**SOURCE PASSAGE:**
_____

During the dry summer months, outdoor watering increases our community’s daily average drinking water demand from 10 to 15 million gallons per day. This places an extra strain on the City’s drinking water supply. Watering lawns and landscapes accounts for 80-90% of the increase. Nearly half of this water is wasted due to evaporation loss, over-watering and run-off.
Pledge to Reduce Your Outdoor Watering
Would you like to reduce your outdoor watering to save money, time, and a valuable natural resource? Complete our water conservation pledge to learn more about saving water and to get some FREE outdoor water conservation tools mailed to your home (if you are a City water customer). Completing the pledge takes less than five minutes.
Smart Watering Tips
- Follow the voluntary summer watering schedule. Bellingham residents are asked to limit watering from June 1 to September 15 annually to reduce stress on the City’s drinking water supply.
- The average lawn requires only one inch of water per week to stay green. Overwatering doesn’t improve your lawn’s health and results in runoff and water waste.

_____

**SUPPLIED DATA:**
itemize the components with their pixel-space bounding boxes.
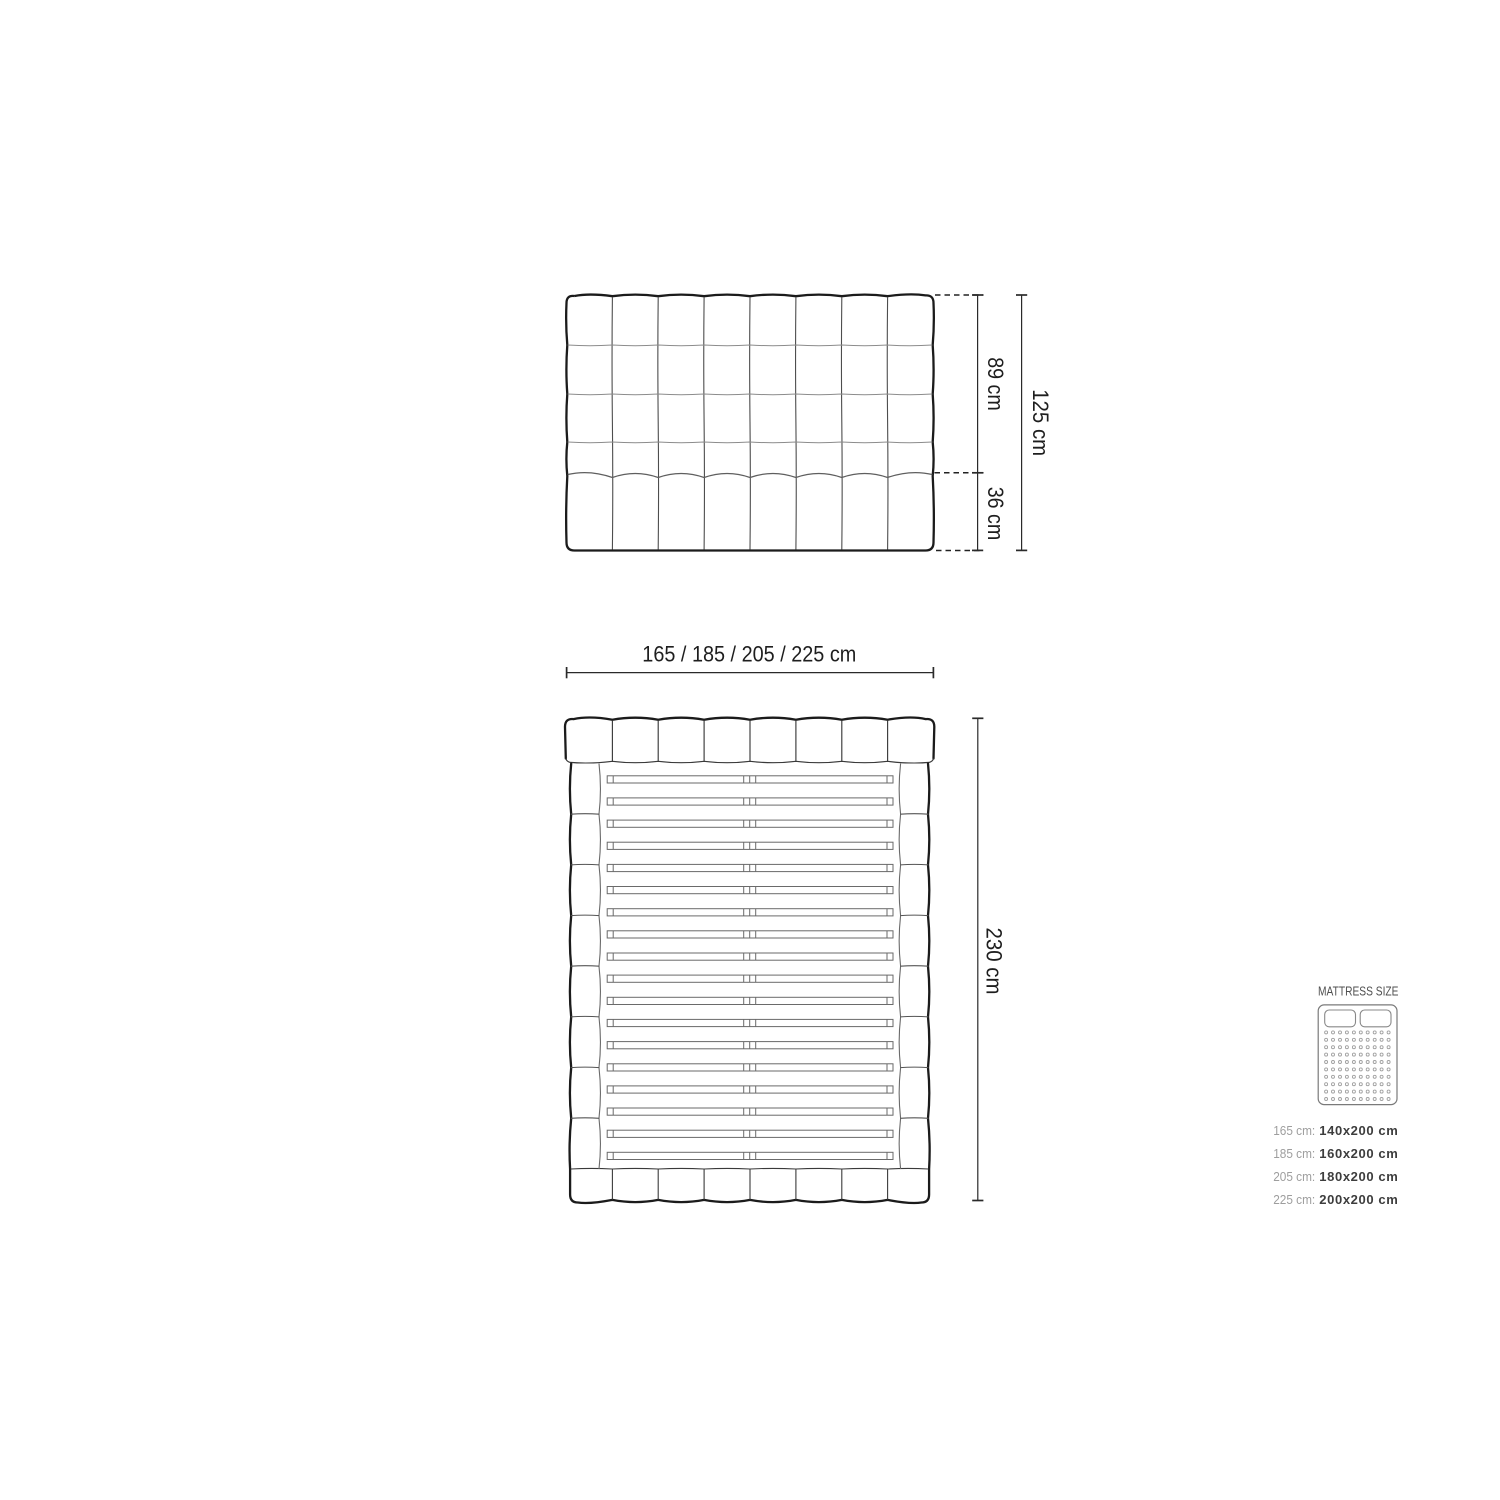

_____

**INSTRUCTIONS:**
a. Rewrite the paragraph of the outdoor watering text that begins "During the dry summer months" as a short bulleted list that keeps its main facts.
b. Does each statement below agree with the outdoor watering text? Answer yes or no for each, and quote the deciding words from the text.
(i) Completing the water conservation pledge takes more than ten minutes.
(ii) An average lawn needs only one inch of water per week to stay green.
(iii) Bellingham residents are asked to limit watering from June 1 to September 15 each year.
c. Extend the outdoor watering text with further smart watering tips, picking up after its last sentence.

**TASK-BY-TASK OUTPUTS:**
a.
- Outdoor watering in the dry summer months raises the community's daily average drinking water demand from 10 to 15 million gallons per day, which strains the City's supply.
- Watering lawns and landscapes accounts for 80-90% of that increase.
- Nearly half of this water is wasted through evaporation loss, over-watering and run-off.

b.
(i) No: "Completing the pledge takes less than five minutes."
(ii) Yes: "The average lawn requires only one inch of water per week to stay green."
(iii) Yes: "Bellingham residents are asked to limit watering from June 1 to September 15 annually"

c.
- Regularly check and adjust your sprinklers. Water only your lawn and not the pavement. See if you qualify for an irrigation controller rebate.
- In order to reduce the amount of water lost to evaporation, the best time to water your lawn is in the mornings between 7am-10am.
- Mow your lawn with blades set high; grass that is 2” to 3” tall promotes a healthier root system and helps retain soil moisture.
- Consider replacing lawn with native plants to use less water, fewer chemicals, and eliminate mowing.
- Use a commercial car wash to wash your car. They use water more efficiently by treating it and reusing it.
Find more outdoor water conservation tips.
Water Conservation for Irrigation Systems
Irrigation systems have ample opportunities to waste water therefore ample opportunities to implement water conservation practices. The Irrigation System Best Management Practices guide outlines 13 best management practices to help improve the functionality of your irrigation system and conserve water at the same time.
- Water-wise Gardening (PDF)
- Native Plants for your Northwest Garden (PDF)
- Native Plants of Western Washington (PDF)
- Naturals in the Perennial Garden (PDF)
- Soaker Hoses (PDF)
- Drip Irrigation (PDF)
- Winterize Your Water System (PDF)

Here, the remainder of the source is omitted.